Aim :: Render every entry exactly as it appears.

====== Raw records ======

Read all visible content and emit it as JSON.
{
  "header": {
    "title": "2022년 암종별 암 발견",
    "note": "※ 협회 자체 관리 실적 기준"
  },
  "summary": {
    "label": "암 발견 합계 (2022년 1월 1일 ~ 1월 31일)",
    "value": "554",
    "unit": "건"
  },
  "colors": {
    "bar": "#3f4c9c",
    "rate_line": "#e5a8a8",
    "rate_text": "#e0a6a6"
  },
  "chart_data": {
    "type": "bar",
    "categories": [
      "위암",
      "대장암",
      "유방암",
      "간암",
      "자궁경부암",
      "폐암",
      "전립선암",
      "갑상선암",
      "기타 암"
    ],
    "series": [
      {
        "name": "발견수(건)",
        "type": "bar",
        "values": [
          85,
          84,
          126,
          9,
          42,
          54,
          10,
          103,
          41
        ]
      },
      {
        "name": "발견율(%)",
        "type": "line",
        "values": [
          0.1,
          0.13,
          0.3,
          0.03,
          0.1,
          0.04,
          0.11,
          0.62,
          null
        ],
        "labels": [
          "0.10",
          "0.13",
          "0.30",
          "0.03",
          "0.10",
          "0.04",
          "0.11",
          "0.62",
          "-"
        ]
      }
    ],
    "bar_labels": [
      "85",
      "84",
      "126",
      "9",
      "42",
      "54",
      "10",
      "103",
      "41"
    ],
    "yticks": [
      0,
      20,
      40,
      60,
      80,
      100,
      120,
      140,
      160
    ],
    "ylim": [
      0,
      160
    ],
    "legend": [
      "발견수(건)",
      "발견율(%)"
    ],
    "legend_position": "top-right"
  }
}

======

Output ::
Read all visible content and emit it as JSON.
{
  "header": {
    "title": "2022년 암종별 암 발견",
    "note": "※ 협회 자체 관리 실적 기준"
  },
  "summary": {
    "label": "암 발견 합계 (2022년 1월 1일 ~ 1월 31일)",
    "value": "554",
    "unit": "건"
  },
  "colors": {
    "bar": "#3f4c9c",
    "rate_line": "#e5a8a8",
    "rate_text": "#e0a6a6"
  },
  "chart_data": {
    "type": "bar",
    "categories": [
      "위암",
      "대장암",
      "유방암",
      "간암",
      "자궁경부암",
      "폐암",
      "전립선암",
      "갑상선암",
      "기타 암"
    ],
    "series": [
      {
        "name": "발견수(건)",
        "type": "bar",
        "values": [
          85,
          84,
          126,
          9,
          42,
          54,
          10,
          103,
          41
        ]
      },
      {
        "name": "발견율(%)",
        "type": "line",
        "values": [
          0.1,
          0.13,
          0.3,
          0.03,
          0.1,
          0.04,
          0.11,
          0.62,
          null
        ],
        "labels": [
          "0.10",
          "0.13",
          "0.30",
          "0.03",
          "0.10",
          "0.04",
          "0.11",
          "0.62",
          "-"
        ]
      }
    ],
    "bar_labels": [
      "85",
      "84",
      "126",
      "9",
      "42",
      "54",
      "10",
      "103",
      "41"
    ],
    "yticks": [
      0,
      20,
      40,
      60,
      80,
      100,
      120,
      140,
      160
    ],
    "ylim": [
      0,
      160
    ],
    "legend": [
      "발견수(건)",
      "발견율(%)"
    ],
    "legend_position": "top-right"
  }
}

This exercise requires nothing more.